**Data supplied**:
=======

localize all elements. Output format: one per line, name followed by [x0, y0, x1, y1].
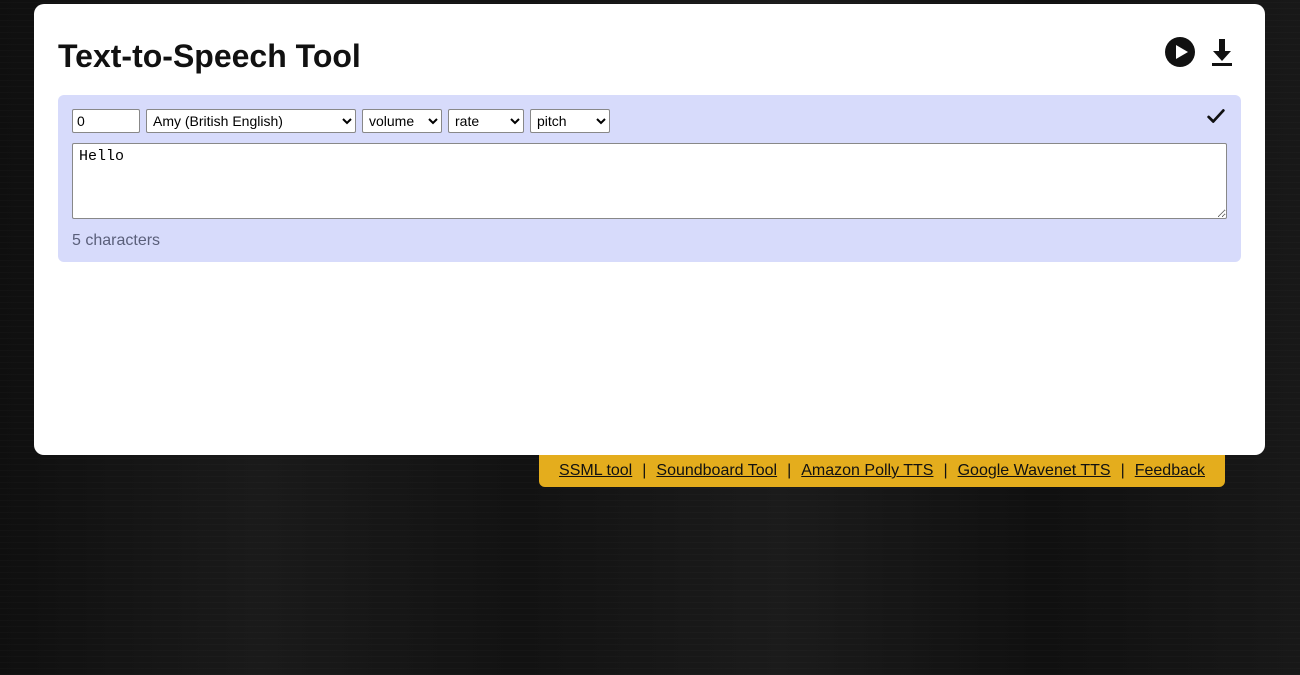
- break-number-input[interactable]: [72, 109, 140, 133]
- download-icon: [1209, 37, 1235, 67]
- main-card: Text-to-Speech Tool Amy (British Eng: [34, 4, 1265, 455]
- pitch-select[interactable]: pitch: [530, 109, 610, 133]
- controls-row: Amy (British English) volume rate pitch: [72, 109, 1227, 133]
- footer-link-soundboard[interactable]: Soundboard Tool: [656, 462, 777, 480]
- card-header: Text-to-Speech Tool: [58, 28, 1241, 75]
- voice-select[interactable]: Amy (British English): [146, 109, 356, 133]
- header-actions: [1165, 37, 1235, 67]
- tts-panel: Amy (British English) volume rate pitch …: [58, 95, 1241, 262]
- character-count: 5 characters: [72, 232, 1227, 250]
- play-button[interactable]: [1165, 37, 1195, 67]
- footer-link-polly[interactable]: Amazon Polly TTS: [801, 462, 933, 480]
- volume-select[interactable]: volume: [362, 109, 442, 133]
- confirm-button[interactable]: [1205, 105, 1227, 132]
- page-title: Text-to-Speech Tool: [58, 38, 361, 75]
- footer-separator: |: [787, 462, 791, 480]
- tts-text-input[interactable]: [72, 143, 1227, 219]
- footer-separator: |: [943, 462, 947, 480]
- footer-bar: SSML tool | Soundboard Tool | Amazon Pol…: [539, 455, 1225, 487]
- download-button[interactable]: [1209, 37, 1235, 67]
- footer-separator: |: [642, 462, 646, 480]
- footer-separator: |: [1121, 462, 1125, 480]
- check-icon: [1205, 105, 1227, 127]
- play-icon: [1165, 37, 1195, 67]
- rate-select[interactable]: rate: [448, 109, 524, 133]
- footer-link-wavenet[interactable]: Google Wavenet TTS: [958, 462, 1111, 480]
- footer-link-feedback[interactable]: Feedback: [1135, 462, 1205, 480]
- footer-link-ssml[interactable]: SSML tool: [559, 462, 632, 480]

=======

**Objective**:
Copy out every line of the material above that contains the string "header". Case counts.

**Task response**:
- card-header: Text-to-Speech Tool: [58, 28, 1241, 75]
- header-actions: [1165, 37, 1235, 67]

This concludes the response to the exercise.